Make an exact copy of every entry below, with the pictures left out.

[Collection entries]
----
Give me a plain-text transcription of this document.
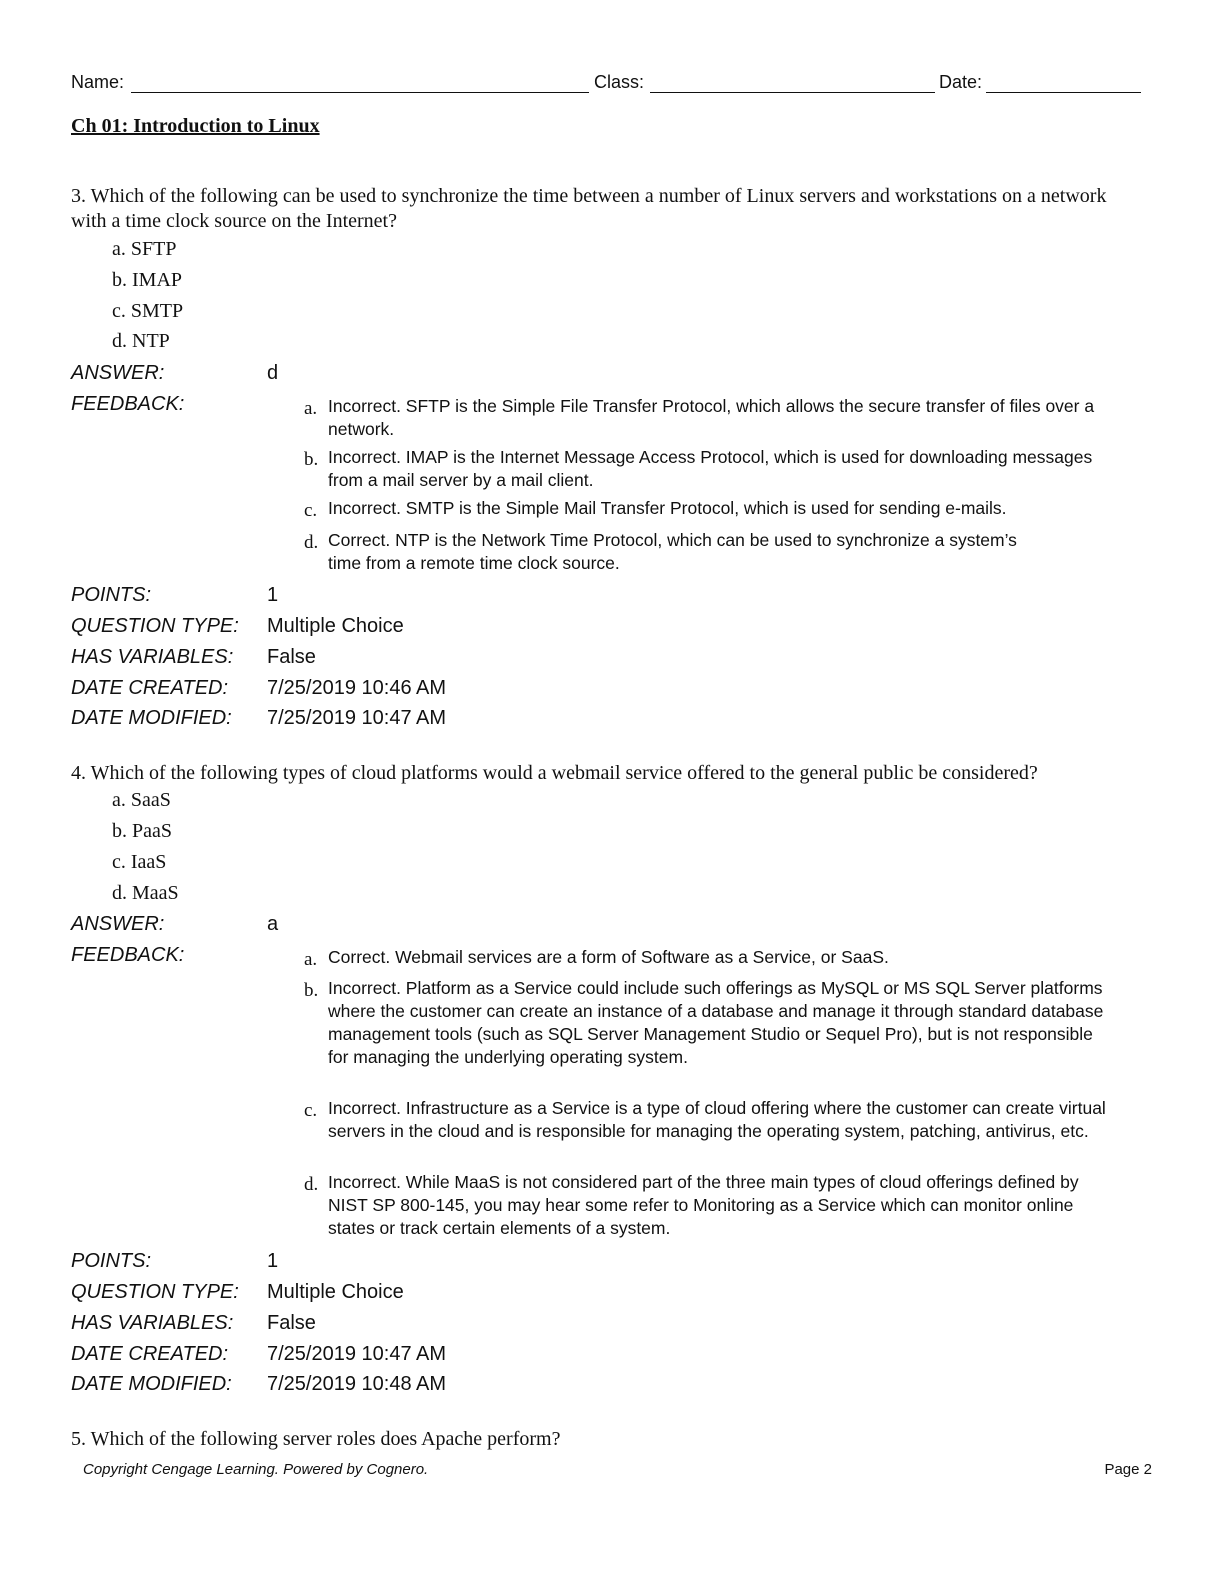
Name:	Class:	Date:
Ch 01: Introduction to Linux
3. Which of the following can be used to synchronize the time between a number of Linux servers and workstations on a network with a time clock source on the Internet?
a. SFTP
b. IMAP
c. SMTP
d. NTP
ANSWER:	d
FEEDBACK:	a. Incorrect. SFTP is the Simple File Transfer Protocol, which allows the secure transfer of files over a network.
b. Incorrect. IMAP is the Internet Message Access Protocol, which is used for downloading messages from a mail server by a mail client.
c. Incorrect. SMTP is the Simple Mail Transfer Protocol, which is used for sending e-mails.
d. Correct. NTP is the Network Time Protocol, which can be used to synchronize a system’s time from a remote time clock source.
POINTS:	1
QUESTION TYPE: Multiple Choice
HAS VARIABLES: False
DATE CREATED: 7/25/2019 10:46 AM
DATE MODIFIED: 7/25/2019 10:47 AM
4. Which of the following types of cloud platforms would a webmail service offered to the general public be considered?
a. SaaS
b. PaaS
c. IaaS
d. MaaS
ANSWER:	a
FEEDBACK:	a. Correct. Webmail services are a form of Software as a Service, or SaaS.
b. Incorrect. Platform as a Service could include such offerings as MySQL or MS SQL Server platforms where the customer can create an instance of a database and manage it through standard database management tools (such as SQL Server Management Studio or Sequel Pro), but is not responsible for managing the underlying operating system.
c. Incorrect. Infrastructure as a Service is a type of cloud offering where the customer can create virtual servers in the cloud and is responsible for managing the operating system, patching, antivirus, etc.
d. Incorrect. While MaaS is not considered part of the three main types of cloud offerings defined by NIST SP 800-145, you may hear some refer to Monitoring as a Service which can monitor online states or track certain elements of a system.
POINTS:	1
QUESTION TYPE: Multiple Choice
HAS VARIABLES: False
DATE CREATED: 7/25/2019 10:47 AM
DATE MODIFIED: 7/25/2019 10:48 AM
5. Which of the following server roles does Apache perform?
Copyright Cengage Learning. Powered by Cognero.	Page 2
----
* _YOUR SOLUTION_
Give me a plain-text transcription of this document.
Name:	Class:	Date:
Ch 01: Introduction to Linux
3. Which of the following can be used to synchronize the time between a number of Linux servers and workstations on a network with a time clock source on the Internet?
a. SFTP
b. IMAP
c. SMTP
d. NTP
ANSWER:	d
FEEDBACK:	a. Incorrect. SFTP is the Simple File Transfer Protocol, which allows the secure transfer of files over a network.
b. Incorrect. IMAP is the Internet Message Access Protocol, which is used for downloading messages from a mail server by a mail client.
c. Incorrect. SMTP is the Simple Mail Transfer Protocol, which is used for sending e-mails.
d. Correct. NTP is the Network Time Protocol, which can be used to synchronize a system’s time from a remote time clock source.
POINTS:	1
QUESTION TYPE: Multiple Choice
HAS VARIABLES: False
DATE CREATED: 7/25/2019 10:46 AM
DATE MODIFIED: 7/25/2019 10:47 AM
4. Which of the following types of cloud platforms would a webmail service offered to the general public be considered?
a. SaaS
b. PaaS
c. IaaS
d. MaaS
ANSWER:	a
FEEDBACK:	a. Correct. Webmail services are a form of Software as a Service, or SaaS.
b. Incorrect. Platform as a Service could include such offerings as MySQL or MS SQL Server platforms where the customer can create an instance of a database and manage it through standard database management tools (such as SQL Server Management Studio or Sequel Pro), but is not responsible for managing the underlying operating system.
c. Incorrect. Infrastructure as a Service is a type of cloud offering where the customer can create virtual servers in the cloud and is responsible for managing the operating system, patching, antivirus, etc.
d. Incorrect. While MaaS is not considered part of the three main types of cloud offerings defined by NIST SP 800-145, you may hear some refer to Monitoring as a Service which can monitor online states or track certain elements of a system.
POINTS:	1
QUESTION TYPE: Multiple Choice
HAS VARIABLES: False
DATE CREATED: 7/25/2019 10:47 AM
DATE MODIFIED: 7/25/2019 10:48 AM
5. Which of the following server roles does Apache perform?
Copyright Cengage Learning. Powered by Cognero.	Page 2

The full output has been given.